[start Record excerpts]

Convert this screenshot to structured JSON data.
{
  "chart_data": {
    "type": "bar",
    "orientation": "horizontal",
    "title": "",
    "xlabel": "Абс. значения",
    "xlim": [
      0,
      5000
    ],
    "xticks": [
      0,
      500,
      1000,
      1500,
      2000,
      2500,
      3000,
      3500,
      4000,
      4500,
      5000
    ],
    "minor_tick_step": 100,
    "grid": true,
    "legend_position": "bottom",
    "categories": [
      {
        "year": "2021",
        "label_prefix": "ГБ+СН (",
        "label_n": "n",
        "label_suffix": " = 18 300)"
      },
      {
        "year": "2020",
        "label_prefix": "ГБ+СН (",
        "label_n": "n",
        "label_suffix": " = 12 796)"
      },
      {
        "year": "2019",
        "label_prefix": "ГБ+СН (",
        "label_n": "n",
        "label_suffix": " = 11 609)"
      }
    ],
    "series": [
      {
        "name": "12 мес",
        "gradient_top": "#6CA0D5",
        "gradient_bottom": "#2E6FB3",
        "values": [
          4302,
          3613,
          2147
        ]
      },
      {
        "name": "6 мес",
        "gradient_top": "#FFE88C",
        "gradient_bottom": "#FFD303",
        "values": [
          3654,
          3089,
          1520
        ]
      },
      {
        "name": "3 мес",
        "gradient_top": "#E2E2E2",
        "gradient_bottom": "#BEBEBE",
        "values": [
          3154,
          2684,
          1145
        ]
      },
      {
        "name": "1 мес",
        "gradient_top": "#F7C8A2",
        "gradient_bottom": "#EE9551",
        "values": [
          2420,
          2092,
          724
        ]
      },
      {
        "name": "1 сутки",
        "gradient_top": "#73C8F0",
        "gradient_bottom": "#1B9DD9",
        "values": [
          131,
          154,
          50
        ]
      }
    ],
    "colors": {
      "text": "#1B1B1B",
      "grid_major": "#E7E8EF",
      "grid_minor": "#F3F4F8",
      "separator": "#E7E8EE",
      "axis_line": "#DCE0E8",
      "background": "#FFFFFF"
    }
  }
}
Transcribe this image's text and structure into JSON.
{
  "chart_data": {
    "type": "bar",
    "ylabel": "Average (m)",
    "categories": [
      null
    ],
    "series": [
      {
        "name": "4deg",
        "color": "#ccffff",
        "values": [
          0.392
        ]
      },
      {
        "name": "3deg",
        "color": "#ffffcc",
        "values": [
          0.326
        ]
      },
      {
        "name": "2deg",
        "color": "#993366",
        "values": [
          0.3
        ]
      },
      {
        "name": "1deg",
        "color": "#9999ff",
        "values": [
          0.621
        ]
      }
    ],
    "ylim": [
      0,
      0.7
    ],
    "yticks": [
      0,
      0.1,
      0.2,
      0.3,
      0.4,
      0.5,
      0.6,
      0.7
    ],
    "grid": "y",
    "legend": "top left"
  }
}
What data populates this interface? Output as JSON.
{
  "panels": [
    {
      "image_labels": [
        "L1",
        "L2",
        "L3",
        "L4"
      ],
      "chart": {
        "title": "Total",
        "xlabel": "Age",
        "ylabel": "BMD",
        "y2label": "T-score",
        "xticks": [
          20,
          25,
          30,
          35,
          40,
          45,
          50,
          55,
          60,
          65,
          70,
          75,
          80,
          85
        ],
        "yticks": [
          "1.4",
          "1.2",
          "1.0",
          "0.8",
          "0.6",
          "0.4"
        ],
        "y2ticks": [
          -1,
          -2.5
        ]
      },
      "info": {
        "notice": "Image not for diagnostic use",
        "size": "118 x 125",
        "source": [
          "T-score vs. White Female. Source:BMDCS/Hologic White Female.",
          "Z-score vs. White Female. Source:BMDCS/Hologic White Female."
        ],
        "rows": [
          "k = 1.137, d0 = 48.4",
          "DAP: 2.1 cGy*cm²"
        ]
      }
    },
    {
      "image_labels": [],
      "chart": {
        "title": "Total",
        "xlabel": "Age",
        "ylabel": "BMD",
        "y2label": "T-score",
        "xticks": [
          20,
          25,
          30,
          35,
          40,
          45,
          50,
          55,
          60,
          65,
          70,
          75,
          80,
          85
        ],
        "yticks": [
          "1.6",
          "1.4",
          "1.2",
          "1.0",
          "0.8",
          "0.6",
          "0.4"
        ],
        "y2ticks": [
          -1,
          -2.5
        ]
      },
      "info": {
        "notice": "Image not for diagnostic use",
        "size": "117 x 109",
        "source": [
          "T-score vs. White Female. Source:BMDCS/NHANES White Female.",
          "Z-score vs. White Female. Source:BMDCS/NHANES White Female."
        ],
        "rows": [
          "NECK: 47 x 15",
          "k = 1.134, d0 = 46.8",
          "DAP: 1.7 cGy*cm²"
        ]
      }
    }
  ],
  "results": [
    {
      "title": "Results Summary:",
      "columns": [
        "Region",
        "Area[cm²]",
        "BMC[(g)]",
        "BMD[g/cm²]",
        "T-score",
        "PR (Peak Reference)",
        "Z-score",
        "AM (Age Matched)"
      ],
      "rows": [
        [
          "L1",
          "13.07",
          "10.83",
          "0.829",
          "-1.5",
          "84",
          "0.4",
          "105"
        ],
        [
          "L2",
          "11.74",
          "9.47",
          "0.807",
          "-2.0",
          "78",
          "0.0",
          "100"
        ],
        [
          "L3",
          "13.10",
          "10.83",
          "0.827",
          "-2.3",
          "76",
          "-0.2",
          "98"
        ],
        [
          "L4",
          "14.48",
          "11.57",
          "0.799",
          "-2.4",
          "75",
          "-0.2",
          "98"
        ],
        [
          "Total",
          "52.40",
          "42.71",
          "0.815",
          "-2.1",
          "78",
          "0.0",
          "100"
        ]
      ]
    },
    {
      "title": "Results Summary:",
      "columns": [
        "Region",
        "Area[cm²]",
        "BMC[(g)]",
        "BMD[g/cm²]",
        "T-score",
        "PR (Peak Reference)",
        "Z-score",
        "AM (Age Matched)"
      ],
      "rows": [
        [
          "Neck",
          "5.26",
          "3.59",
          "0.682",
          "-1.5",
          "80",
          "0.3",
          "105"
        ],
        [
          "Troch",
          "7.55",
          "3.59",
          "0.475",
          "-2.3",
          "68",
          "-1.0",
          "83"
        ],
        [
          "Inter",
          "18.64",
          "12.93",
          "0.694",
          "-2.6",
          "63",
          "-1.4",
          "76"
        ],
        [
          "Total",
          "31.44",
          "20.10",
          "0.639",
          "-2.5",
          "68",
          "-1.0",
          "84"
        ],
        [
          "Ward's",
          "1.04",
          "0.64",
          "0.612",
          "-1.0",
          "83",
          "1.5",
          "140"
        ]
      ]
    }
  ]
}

[end Record excerpts]

• Brief:
Transcribe all of the lines in the records precisely.

• The reply:
Convert this screenshot to structured JSON data.
{
  "chart_data": {
    "type": "bar",
    "orientation": "horizontal",
    "title": "",
    "xlabel": "Абс. значения",
    "xlim": [
      0,
      5000
    ],
    "xticks": [
      0,
      500,
      1000,
      1500,
      2000,
      2500,
      3000,
      3500,
      4000,
      4500,
      5000
    ],
    "minor_tick_step": 100,
    "grid": true,
    "legend_position": "bottom",
    "categories": [
      {
        "year": "2021",
        "label_prefix": "ГБ+СН (",
        "label_n": "n",
        "label_suffix": " = 18 300)"
      },
      {
        "year": "2020",
        "label_prefix": "ГБ+СН (",
        "label_n": "n",
        "label_suffix": " = 12 796)"
      },
      {
        "year": "2019",
        "label_prefix": "ГБ+СН (",
        "label_n": "n",
        "label_suffix": " = 11 609)"
      }
    ],
    "series": [
      {
        "name": "12 мес",
        "gradient_top": "#6CA0D5",
        "gradient_bottom": "#2E6FB3",
        "values": [
          4302,
          3613,
          2147
        ]
      },
      {
        "name": "6 мес",
        "gradient_top": "#FFE88C",
        "gradient_bottom": "#FFD303",
        "values": [
          3654,
          3089,
          1520
        ]
      },
      {
        "name": "3 мес",
        "gradient_top": "#E2E2E2",
        "gradient_bottom": "#BEBEBE",
        "values": [
          3154,
          2684,
          1145
        ]
      },
      {
        "name": "1 мес",
        "gradient_top": "#F7C8A2",
        "gradient_bottom": "#EE9551",
        "values": [
          2420,
          2092,
          724
        ]
      },
      {
        "name": "1 сутки",
        "gradient_top": "#73C8F0",
        "gradient_bottom": "#1B9DD9",
        "values": [
          131,
          154,
          50
        ]
      }
    ],
    "colors": {
      "text": "#1B1B1B",
      "grid_major": "#E7E8EF",
      "grid_minor": "#F3F4F8",
      "separator": "#E7E8EE",
      "axis_line": "#DCE0E8",
      "background": "#FFFFFF"
    }
  }
}
Transcribe this image's text and structure into JSON.
{
  "chart_data": {
    "type": "bar",
    "ylabel": "Average (m)",
    "categories": [
      null
    ],
    "series": [
      {
        "name": "4deg",
        "color": "#ccffff",
        "values": [
          0.392
        ]
      },
      {
        "name": "3deg",
        "color": "#ffffcc",
        "values": [
          0.326
        ]
      },
      {
        "name": "2deg",
        "color": "#993366",
        "values": [
          0.3
        ]
      },
      {
        "name": "1deg",
        "color": "#9999ff",
        "values": [
          0.621
        ]
      }
    ],
    "ylim": [
      0,
      0.7
    ],
    "yticks": [
      0,
      0.1,
      0.2,
      0.3,
      0.4,
      0.5,
      0.6,
      0.7
    ],
    "grid": "y",
    "legend": "top left"
  }
}
What data populates this interface? Output as JSON.
{
  "panels": [
    {
      "image_labels": [
        "L1",
        "L2",
        "L3",
        "L4"
      ],
      "chart": {
        "title": "Total",
        "xlabel": "Age",
        "ylabel": "BMD",
        "y2label": "T-score",
        "xticks": [
          20,
          25,
          30,
          35,
          40,
          45,
          50,
          55,
          60,
          65,
          70,
          75,
          80,
          85
        ],
        "yticks": [
          "1.4",
          "1.2",
          "1.0",
          "0.8",
          "0.6",
          "0.4"
        ],
        "y2ticks": [
          -1,
          -2.5
        ]
      },
      "info": {
        "notice": "Image not for diagnostic use",
        "size": "118 x 125",
        "source": [
          "T-score vs. White Female. Source:BMDCS/Hologic White Female.",
          "Z-score vs. White Female. Source:BMDCS/Hologic White Female."
        ],
        "rows": [
          "k = 1.137, d0 = 48.4",
          "DAP: 2.1 cGy*cm²"
        ]
      }
    },
    {
      "image_labels": [],
      "chart": {
        "title": "Total",
        "xlabel": "Age",
        "ylabel": "BMD",
        "y2label": "T-score",
        "xticks": [
          20,
          25,
          30,
          35,
          40,
          45,
          50,
          55,
          60,
          65,
          70,
          75,
          80,
          85
        ],
        "yticks": [
          "1.6",
          "1.4",
          "1.2",
          "1.0",
          "0.8",
          "0.6",
          "0.4"
        ],
        "y2ticks": [
          -1,
          -2.5
        ]
      },
      "info": {
        "notice": "Image not for diagnostic use",
        "size": "117 x 109",
        "source": [
          "T-score vs. White Female. Source:BMDCS/NHANES White Female.",
          "Z-score vs. White Female. Source:BMDCS/NHANES White Female."
        ],
        "rows": [
          "NECK: 47 x 15",
          "k = 1.134, d0 = 46.8",
          "DAP: 1.7 cGy*cm²"
        ]
      }
    }
  ],
  "results": [
    {
      "title": "Results Summary:",
      "columns": [
        "Region",
        "Area[cm²]",
        "BMC[(g)]",
        "BMD[g/cm²]",
        "T-score",
        "PR (Peak Reference)",
        "Z-score",
        "AM (Age Matched)"
      ],
      "rows": [
        [
          "L1",
          "13.07",
          "10.83",
          "0.829",
          "-1.5",
          "84",
          "0.4",
          "105"
        ],
        [
          "L2",
          "11.74",
          "9.47",
          "0.807",
          "-2.0",
          "78",
          "0.0",
          "100"
        ],
        [
          "L3",
          "13.10",
          "10.83",
          "0.827",
          "-2.3",
          "76",
          "-0.2",
          "98"
        ],
        [
          "L4",
          "14.48",
          "11.57",
          "0.799",
          "-2.4",
          "75",
          "-0.2",
          "98"
        ],
        [
          "Total",
          "52.40",
          "42.71",
          "0.815",
          "-2.1",
          "78",
          "0.0",
          "100"
        ]
      ]
    },
    {
      "title": "Results Summary:",
      "columns": [
        "Region",
        "Area[cm²]",
        "BMC[(g)]",
        "BMD[g/cm²]",
        "T-score",
        "PR (Peak Reference)",
        "Z-score",
        "AM (Age Matched)"
      ],
      "rows": [
        [
          "Neck",
          "5.26",
          "3.59",
          "0.682",
          "-1.5",
          "80",
          "0.3",
          "105"
        ],
        [
          "Troch",
          "7.55",
          "3.59",
          "0.475",
          "-2.3",
          "68",
          "-1.0",
          "83"
        ],
        [
          "Inter",
          "18.64",
          "12.93",
          "0.694",
          "-2.6",
          "63",
          "-1.4",
          "76"
        ],
        [
          "Total",
          "31.44",
          "20.10",
          "0.639",
          "-2.5",
          "68",
          "-1.0",
          "84"
        ],
        [
          "Ward's",
          "1.04",
          "0.64",
          "0.612",
          "-1.0",
          "83",
          "1.5",
          "140"
        ]
      ]
    }
  ]
}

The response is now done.